TASK TO CARRY OUT.
Which lines in the records below contain the word "informe"? Copy each one out.

Saved entries
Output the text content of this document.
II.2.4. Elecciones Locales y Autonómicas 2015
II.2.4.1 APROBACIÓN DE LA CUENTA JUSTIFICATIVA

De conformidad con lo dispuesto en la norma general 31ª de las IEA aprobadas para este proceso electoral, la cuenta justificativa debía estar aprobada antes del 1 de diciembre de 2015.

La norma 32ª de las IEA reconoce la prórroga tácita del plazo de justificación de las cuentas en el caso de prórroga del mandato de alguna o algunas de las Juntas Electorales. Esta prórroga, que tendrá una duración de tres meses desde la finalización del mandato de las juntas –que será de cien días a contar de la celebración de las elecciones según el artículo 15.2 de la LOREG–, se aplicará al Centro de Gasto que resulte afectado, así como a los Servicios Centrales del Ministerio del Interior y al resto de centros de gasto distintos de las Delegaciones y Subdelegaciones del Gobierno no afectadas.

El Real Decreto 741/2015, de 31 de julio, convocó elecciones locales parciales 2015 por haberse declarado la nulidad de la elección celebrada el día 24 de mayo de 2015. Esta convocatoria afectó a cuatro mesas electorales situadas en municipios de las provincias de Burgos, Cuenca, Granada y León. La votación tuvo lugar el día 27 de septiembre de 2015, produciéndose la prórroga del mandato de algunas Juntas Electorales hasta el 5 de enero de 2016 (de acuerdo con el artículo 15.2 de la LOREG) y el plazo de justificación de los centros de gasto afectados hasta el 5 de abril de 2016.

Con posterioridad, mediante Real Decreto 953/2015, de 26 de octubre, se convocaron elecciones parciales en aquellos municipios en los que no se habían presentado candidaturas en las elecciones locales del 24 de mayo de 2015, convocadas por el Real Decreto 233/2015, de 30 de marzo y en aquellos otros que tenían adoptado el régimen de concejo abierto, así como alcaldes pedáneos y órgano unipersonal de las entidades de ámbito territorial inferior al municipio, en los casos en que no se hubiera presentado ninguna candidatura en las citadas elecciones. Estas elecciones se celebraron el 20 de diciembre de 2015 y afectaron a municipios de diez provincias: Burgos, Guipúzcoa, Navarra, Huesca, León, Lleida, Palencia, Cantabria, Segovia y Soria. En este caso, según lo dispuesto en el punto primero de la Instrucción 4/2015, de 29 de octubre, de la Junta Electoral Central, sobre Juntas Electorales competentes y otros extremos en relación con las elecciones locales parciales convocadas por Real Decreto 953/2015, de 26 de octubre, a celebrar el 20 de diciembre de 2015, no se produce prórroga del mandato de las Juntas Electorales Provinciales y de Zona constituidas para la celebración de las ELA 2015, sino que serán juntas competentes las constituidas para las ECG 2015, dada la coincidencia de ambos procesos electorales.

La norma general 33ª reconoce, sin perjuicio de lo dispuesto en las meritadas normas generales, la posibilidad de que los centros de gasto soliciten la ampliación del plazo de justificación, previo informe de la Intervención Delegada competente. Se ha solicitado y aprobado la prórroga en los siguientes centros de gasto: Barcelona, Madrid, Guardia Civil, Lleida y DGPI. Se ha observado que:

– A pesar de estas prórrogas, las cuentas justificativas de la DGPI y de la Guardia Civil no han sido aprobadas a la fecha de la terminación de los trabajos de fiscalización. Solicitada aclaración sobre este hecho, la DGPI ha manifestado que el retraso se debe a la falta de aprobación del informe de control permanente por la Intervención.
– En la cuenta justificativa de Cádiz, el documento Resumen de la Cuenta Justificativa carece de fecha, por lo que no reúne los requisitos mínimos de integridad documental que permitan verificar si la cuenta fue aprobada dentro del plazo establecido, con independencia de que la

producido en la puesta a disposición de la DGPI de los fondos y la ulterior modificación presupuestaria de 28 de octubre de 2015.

RESPONSE.
La norma general 33ª reconoce, sin perjuicio de lo dispuesto en las meritadas normas generales, la posibilidad de que los centros de gasto soliciten la ampliación del plazo de justificación, previo informe de la Intervención Delegada competente. Se ha solicitado y aprobado la prórroga en los siguientes centros de gasto: Barcelona, Madrid, Guardia Civil, Lleida y DGPI. Se ha observado que:
– A pesar de estas prórrogas, las cuentas justificativas de la DGPI y de la Guardia Civil no han sido aprobadas a la fecha de la terminación de los trabajos de fiscalización. Solicitada aclaración sobre este hecho, la DGPI ha manifestado que el retraso se debe a la falta de aprobación del informe de control permanente por la Intervención.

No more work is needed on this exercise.